* Items:

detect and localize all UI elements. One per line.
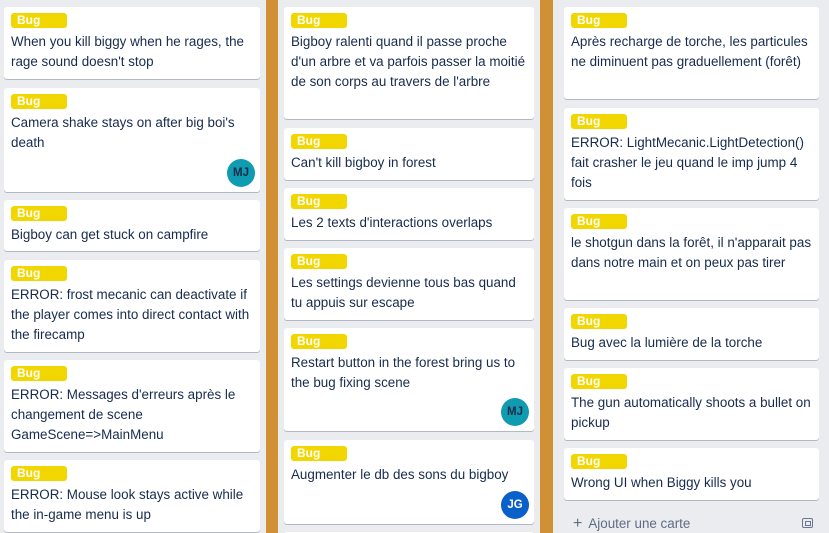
bug-label: Bug — [11, 206, 67, 221]
bug-label: Bug — [291, 446, 347, 461]
bug-label: Bug — [571, 314, 627, 329]
bug-label: Bug — [291, 13, 347, 28]
bug-label: Bug — [571, 13, 627, 28]
bug-label: Bug — [11, 266, 67, 281]
card-title: ERROR: Messages d'erreurs après le chang… — [11, 387, 236, 442]
card-title: Camera shake stays on after big boi's de… — [11, 115, 235, 150]
card[interactable]: Bug ERROR: Messages d'erreurs après le c… — [4, 360, 260, 452]
list-column-1: Bug When you kill biggy when he rages, t… — [0, 0, 266, 533]
card[interactable]: Bug When you kill biggy when he rages, t… — [4, 7, 260, 79]
card[interactable]: Bug ERROR: Mouse look stays active while… — [4, 460, 260, 532]
card[interactable]: Bug The gun automatically shoots a bulle… — [564, 368, 819, 440]
card[interactable]: Bug Camera shake stays on after big boi'… — [4, 88, 260, 192]
card-title: Les settings devienne tous bas quand tu … — [291, 275, 516, 310]
card-title: Bigboy can get stuck on campfire — [11, 227, 209, 242]
card-title: Wrong UI when Biggy kills you — [571, 475, 752, 490]
card-template-icon[interactable] — [802, 518, 813, 528]
bug-label: Bug — [11, 94, 67, 109]
card-title: Can't kill bigboy in forest — [291, 155, 436, 170]
bug-label: Bug — [291, 134, 347, 149]
card[interactable]: Bug ERROR: LightMecanic.LightDetection()… — [564, 108, 819, 200]
card[interactable]: Bug Bug avec la lumière de la torche — [564, 308, 819, 360]
list-column-3: Bug Après recharge de torche, les partic… — [553, 0, 829, 533]
bug-label: Bug — [571, 214, 627, 229]
add-card-button[interactable]: + Ajouter une carte — [573, 515, 690, 533]
card-title: ERROR: LightMecanic.LightDetection() fai… — [571, 135, 804, 190]
bug-label: Bug — [571, 114, 627, 129]
card-title: Les 2 texts d'interactions overlaps — [291, 215, 493, 230]
member-avatar[interactable]: MJ — [227, 159, 255, 187]
bug-label: Bug — [11, 366, 67, 381]
member-avatar[interactable]: JG — [501, 491, 529, 519]
card[interactable]: Bug Bigboy ralenti quand il passe proche… — [284, 7, 534, 119]
card[interactable]: Bug Les 2 texts d'interactions overlaps — [284, 188, 534, 240]
bug-label: Bug — [11, 466, 67, 481]
plus-icon: + — [573, 515, 583, 532]
card-title: ERROR: frost mecanic can deactivate if t… — [11, 287, 250, 342]
bug-label: Bug — [291, 194, 347, 209]
bug-label: Bug — [11, 13, 67, 28]
card-title: Restart button in the forest bring us to… — [291, 355, 516, 390]
bug-label: Bug — [571, 454, 627, 469]
card[interactable]: Bug Les settings devienne tous bas quand… — [284, 248, 534, 320]
card-title: The gun automatically shoots a bullet on… — [571, 395, 811, 430]
card[interactable]: Bug Après recharge de torche, les partic… — [564, 7, 819, 99]
bug-label: Bug — [291, 334, 347, 349]
bug-label: Bug — [571, 374, 627, 389]
card-title: Après recharge de torche, les particules… — [571, 34, 808, 69]
list-column-2: Bug Bigboy ralenti quand il passe proche… — [278, 0, 540, 533]
card-title: Augmenter le db des sons du bigboy — [291, 467, 509, 482]
card[interactable]: Bug Augmenter le db des sons du bigboy J… — [284, 440, 534, 524]
card-title: Bug avec la lumière de la torche — [571, 335, 763, 350]
card-title: When you kill biggy when he rages, the r… — [11, 34, 244, 69]
card[interactable]: Bug Bigboy can get stuck on campfire — [4, 200, 260, 251]
card[interactable]: Bug Can't kill bigboy in forest — [284, 128, 534, 180]
card[interactable]: Bug Restart button in the forest bring u… — [284, 328, 534, 431]
card[interactable]: Bug Wrong UI when Biggy kills you — [564, 448, 819, 500]
card-title: le shotgun dans la forêt, il n'apparait … — [571, 235, 812, 270]
card[interactable]: Bug le shotgun dans la forêt, il n'appar… — [564, 208, 819, 300]
card-title: ERROR: Mouse look stays active while the… — [11, 487, 244, 522]
add-card-label: Ajouter une carte — [588, 516, 691, 531]
card[interactable]: Bug ERROR: frost mecanic can deactivate … — [4, 260, 260, 352]
bug-label: Bug — [291, 254, 347, 269]
member-avatar[interactable]: MJ — [501, 398, 529, 426]
card-title: Bigboy ralenti quand il passe proche d'u… — [291, 34, 526, 89]
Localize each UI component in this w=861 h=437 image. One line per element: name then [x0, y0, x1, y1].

* What the task requires: Convert every line of the rows above into a numbered list, skipping blank lines and leaving the pictures out.

* Result of the exercise:
1. detect and localize all UI elements. One per line.
2. bug-label: Bug — [11, 206, 67, 221]
3. bug-label: Bug — [291, 446, 347, 461]
4. bug-label: Bug — [571, 314, 627, 329]
5. bug-label: Bug — [291, 13, 347, 28]
6. bug-label: Bug — [571, 13, 627, 28]
7. bug-label: Bug — [11, 266, 67, 281]
8. card-title: ERROR: Messages d'erreurs après le chang… — [11, 387, 236, 442]
9. card-title: Camera shake stays on after big boi's de… — [11, 115, 235, 150]
10. card[interactable]: Bug ERROR: Messages d'erreurs après le c… — [4, 360, 260, 452]
11. list-column-1: Bug When you kill biggy when he rages, t… — [0, 0, 266, 533]
12. card[interactable]: Bug When you kill biggy when he rages, t… — [4, 7, 260, 79]
13. card[interactable]: Bug ERROR: Mouse look stays active while… — [4, 460, 260, 532]
14. card[interactable]: Bug The gun automatically shoots a bulle… — [564, 368, 819, 440]
15. card[interactable]: Bug Camera shake stays on after big boi'… — [4, 88, 260, 192]
16. card-title: Les settings devienne tous bas quand tu … — [291, 275, 516, 310]
17. card-title: Bigboy can get stuck on campfire — [11, 227, 209, 242]
18. card-title: Wrong UI when Biggy kills you — [571, 475, 752, 490]
19. card-template-icon[interactable] — [802, 518, 813, 528]
20. bug-label: Bug — [11, 94, 67, 109]
21. card-title: Can't kill bigboy in forest — [291, 155, 436, 170]
22. bug-label: Bug — [291, 134, 347, 149]
23. card[interactable]: Bug ERROR: LightMecanic.LightDetection()… — [564, 108, 819, 200]
24. card[interactable]: Bug Bug avec la lumière de la torche — [564, 308, 819, 360]
25. list-column-3: Bug Après recharge de torche, les partic… — [553, 0, 829, 533]
26. bug-label: Bug — [571, 214, 627, 229]
27. add-card-button[interactable]: + Ajouter une carte — [573, 515, 690, 533]
28. card-title: ERROR: LightMecanic.LightDetection() fai… — [571, 135, 804, 190]
29. bug-label: Bug — [571, 114, 627, 129]
30. card-title: Les 2 texts d'interactions overlaps — [291, 215, 493, 230]
31. member-avatar[interactable]: MJ — [227, 159, 255, 187]
32. bug-label: Bug — [11, 366, 67, 381]
33. member-avatar[interactable]: JG — [501, 491, 529, 519]
34. card[interactable]: Bug Bigboy ralenti quand il passe proche… — [284, 7, 534, 119]
35. card[interactable]: Bug Les 2 texts d'interactions overlaps — [284, 188, 534, 240]
36. bug-label: Bug — [11, 466, 67, 481]
37. plus-icon: + — [573, 515, 583, 532]
38. card-title: ERROR: frost mecanic can deactivate if t… — [11, 287, 250, 342]
39. bug-label: Bug — [291, 194, 347, 209]
40. bug-label: Bug — [11, 13, 67, 28]
41. card-title: Restart button in the forest bring us to… — [291, 355, 516, 390]
42. bug-label: Bug — [571, 454, 627, 469]
43. card[interactable]: Bug Les settings devienne tous bas quand… — [284, 248, 534, 320]
44. card-title: The gun automatically shoots a bullet on… — [571, 395, 811, 430]
45. card[interactable]: Bug Après recharge de torche, les partic… — [564, 7, 819, 99]
46. bug-label: Bug — [291, 334, 347, 349]
47. bug-label: Bug — [571, 374, 627, 389]
48. card-title: Après recharge de torche, les particules… — [571, 34, 808, 69]
49. list-column-2: Bug Bigboy ralenti quand il passe proche… — [278, 0, 540, 533]
50. card-title: Augmenter le db des sons du bigboy — [291, 467, 509, 482]
51. card[interactable]: Bug Augmenter le db des sons du bigboy J… — [284, 440, 534, 524]
52. card-title: Bug avec la lumière de la torche — [571, 335, 763, 350]
53. card-title: When you kill biggy when he rages, the r… — [11, 34, 244, 69]
54. card[interactable]: Bug Bigboy can get stuck on campfire — [4, 200, 260, 251]
55. card[interactable]: Bug Can't kill bigboy in forest — [284, 128, 534, 180]
56. card[interactable]: Bug Restart button in the forest bring u… — [284, 328, 534, 431]
57. card[interactable]: Bug Wrong UI when Biggy kills you — [564, 448, 819, 500]
58. card-title: le shotgun dans la forêt, il n'apparait … — [571, 235, 812, 270]
59. card[interactable]: Bug le shotgun dans la forêt, il n'appar… — [564, 208, 819, 300]
60. card-title: ERROR: Mouse look stays active while the… — [11, 487, 244, 522]
61. add-card-label: Ajouter une carte — [588, 516, 691, 531]
62. card[interactable]: Bug ERROR: frost mecanic can deactivate … — [4, 260, 260, 352]
63. bug-label: Bug — [291, 254, 347, 269]
64. member-avatar[interactable]: MJ — [501, 398, 529, 426]
65. card-title: Bigboy ralenti quand il passe proche d'u… — [291, 34, 526, 89]
66. Localize each UI component in this w=861 h=437 image. One line per element: name then [x0, y0, x1, y1].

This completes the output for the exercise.